_Set exercise_: Give every line of the data again, unchanged, but with no pictures.

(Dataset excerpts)
..............................
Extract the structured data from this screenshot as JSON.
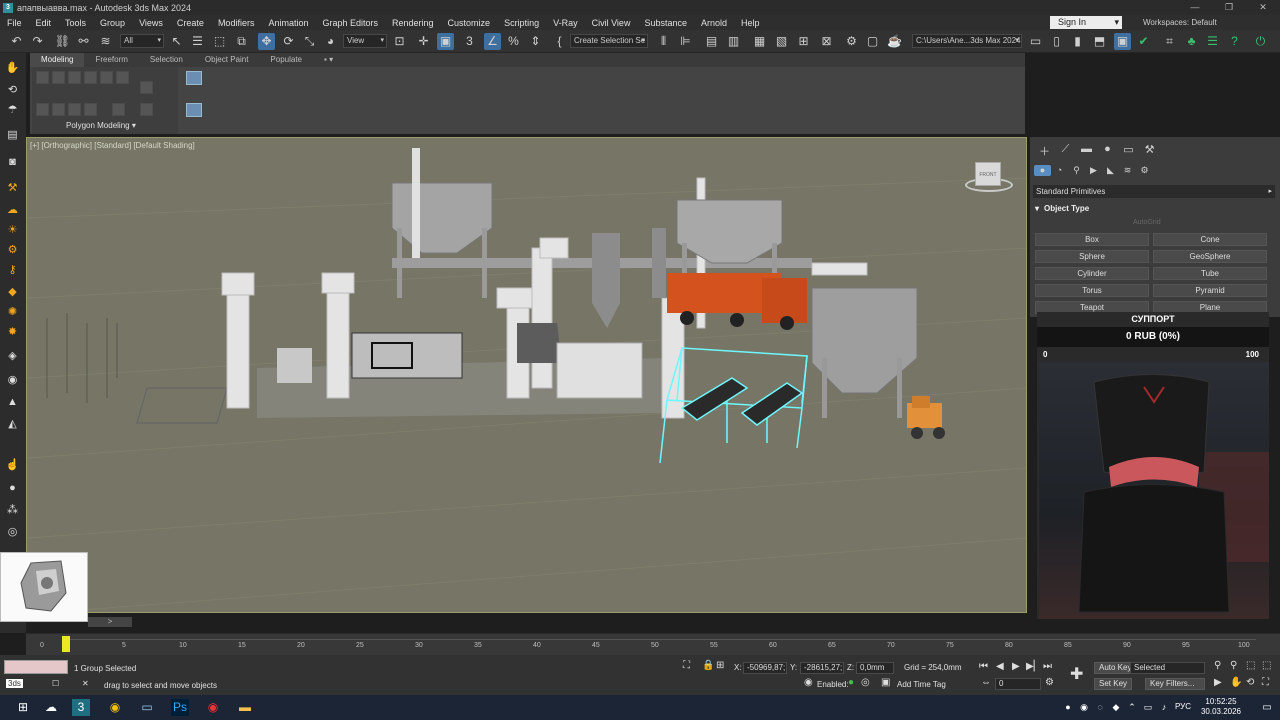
{
  "titlebar": {
    "title": "апапвыавва.max - Autodesk 3ds Max 2024",
    "minimize": "—",
    "maximize": "❐",
    "close": "✕"
  },
  "menu": {
    "items": [
      "File",
      "Edit",
      "Tools",
      "Group",
      "Views",
      "Create",
      "Modifiers",
      "Animation",
      "Graph Editors",
      "Rendering",
      "Customize",
      "Scripting",
      "V-Ray",
      "Civil View",
      "Substance",
      "Arnold",
      "Help"
    ],
    "sign_in": "Sign In",
    "workspaces": "Workspaces: Default"
  },
  "toolbar": {
    "selection_filter": "All",
    "reference_coord": "View",
    "named_selection": "Create Selection Se",
    "project_path": "C:\\Users\\Ane...3ds Max 2024"
  },
  "ribbon": {
    "tabs": [
      "Modeling",
      "Freeform",
      "Selection",
      "Object Paint",
      "Populate"
    ],
    "group_label": "Polygon Modeling ▾"
  },
  "viewport": {
    "label": "[+] [Orthographic] [Standard] [Default Shading]",
    "viewcube_label": "FRONT"
  },
  "command_panel": {
    "category": "Standard Primitives",
    "rollout_title": "Object Type",
    "autogrid": "AutoGrid",
    "buttons": [
      "Box",
      "Cone",
      "Sphere",
      "GeoSphere",
      "Cylinder",
      "Tube",
      "Torus",
      "Pyramid",
      "Teapot",
      "Plane"
    ]
  },
  "donation": {
    "title": "СУППОРТ",
    "amount": "0 RUB (0%)",
    "progress": 0,
    "min": "0",
    "max": "100"
  },
  "timeline": {
    "ticks": [
      "0",
      "5",
      "10",
      "15",
      "20",
      "25",
      "30",
      "35",
      "40",
      "45",
      "50",
      "55",
      "60",
      "65",
      "70",
      "75",
      "80",
      "85",
      "90",
      "95",
      "100"
    ],
    "current_frame": "0 / 100"
  },
  "status": {
    "selection": "1 Group Selected",
    "prompt": "drag to select and move objects",
    "x_label": "X:",
    "x_value": "-50969,87;",
    "y_label": "Y:",
    "y_value": "-28615,27;",
    "z_label": "Z:",
    "z_value": "0,0mm",
    "grid": "Grid = 254,0mm",
    "enabled": "Enabled:",
    "add_time_tag": "Add Time Tag",
    "frame_value": "0",
    "auto_key": "Auto Key",
    "key_mode": "Selected",
    "set_key": "Set Key",
    "key_filters": "Key Filters..."
  },
  "taskbar": {
    "time": "10:52:25",
    "date": "30.03.2026",
    "lang": "РУС"
  },
  "colors": {
    "viewport_bg": "#767566",
    "selection_cyan": "#6ff6ff",
    "truck_orange": "#d4521e",
    "active_blue": "#3f6f9f"
  }
}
..............................
_Full answer_:
Extract the structured data from this screenshot as JSON.
{
  "titlebar": {
    "title": "апапвыавва.max - Autodesk 3ds Max 2024",
    "minimize": "—",
    "maximize": "❐",
    "close": "✕"
  },
  "menu": {
    "items": [
      "File",
      "Edit",
      "Tools",
      "Group",
      "Views",
      "Create",
      "Modifiers",
      "Animation",
      "Graph Editors",
      "Rendering",
      "Customize",
      "Scripting",
      "V-Ray",
      "Civil View",
      "Substance",
      "Arnold",
      "Help"
    ],
    "sign_in": "Sign In",
    "workspaces": "Workspaces: Default"
  },
  "toolbar": {
    "selection_filter": "All",
    "reference_coord": "View",
    "named_selection": "Create Selection Se",
    "project_path": "C:\\Users\\Ane...3ds Max 2024"
  },
  "ribbon": {
    "tabs": [
      "Modeling",
      "Freeform",
      "Selection",
      "Object Paint",
      "Populate"
    ],
    "group_label": "Polygon Modeling ▾"
  },
  "viewport": {
    "label": "[+] [Orthographic] [Standard] [Default Shading]",
    "viewcube_label": "FRONT"
  },
  "command_panel": {
    "category": "Standard Primitives",
    "rollout_title": "Object Type",
    "autogrid": "AutoGrid",
    "buttons": [
      "Box",
      "Cone",
      "Sphere",
      "GeoSphere",
      "Cylinder",
      "Tube",
      "Torus",
      "Pyramid",
      "Teapot",
      "Plane"
    ]
  },
  "donation": {
    "title": "СУППОРТ",
    "amount": "0 RUB (0%)",
    "progress": 0,
    "min": "0",
    "max": "100"
  },
  "timeline": {
    "ticks": [
      "0",
      "5",
      "10",
      "15",
      "20",
      "25",
      "30",
      "35",
      "40",
      "45",
      "50",
      "55",
      "60",
      "65",
      "70",
      "75",
      "80",
      "85",
      "90",
      "95",
      "100"
    ],
    "current_frame": "0 / 100"
  },
  "status": {
    "selection": "1 Group Selected",
    "prompt": "drag to select and move objects",
    "x_label": "X:",
    "x_value": "-50969,87;",
    "y_label": "Y:",
    "y_value": "-28615,27;",
    "z_label": "Z:",
    "z_value": "0,0mm",
    "grid": "Grid = 254,0mm",
    "enabled": "Enabled:",
    "add_time_tag": "Add Time Tag",
    "frame_value": "0",
    "auto_key": "Auto Key",
    "key_mode": "Selected",
    "set_key": "Set Key",
    "key_filters": "Key Filters..."
  },
  "taskbar": {
    "time": "10:52:25",
    "date": "30.03.2026",
    "lang": "РУС"
  },
  "colors": {
    "viewport_bg": "#767566",
    "selection_cyan": "#6ff6ff",
    "truck_orange": "#d4521e",
    "active_blue": "#3f6f9f"
  }
}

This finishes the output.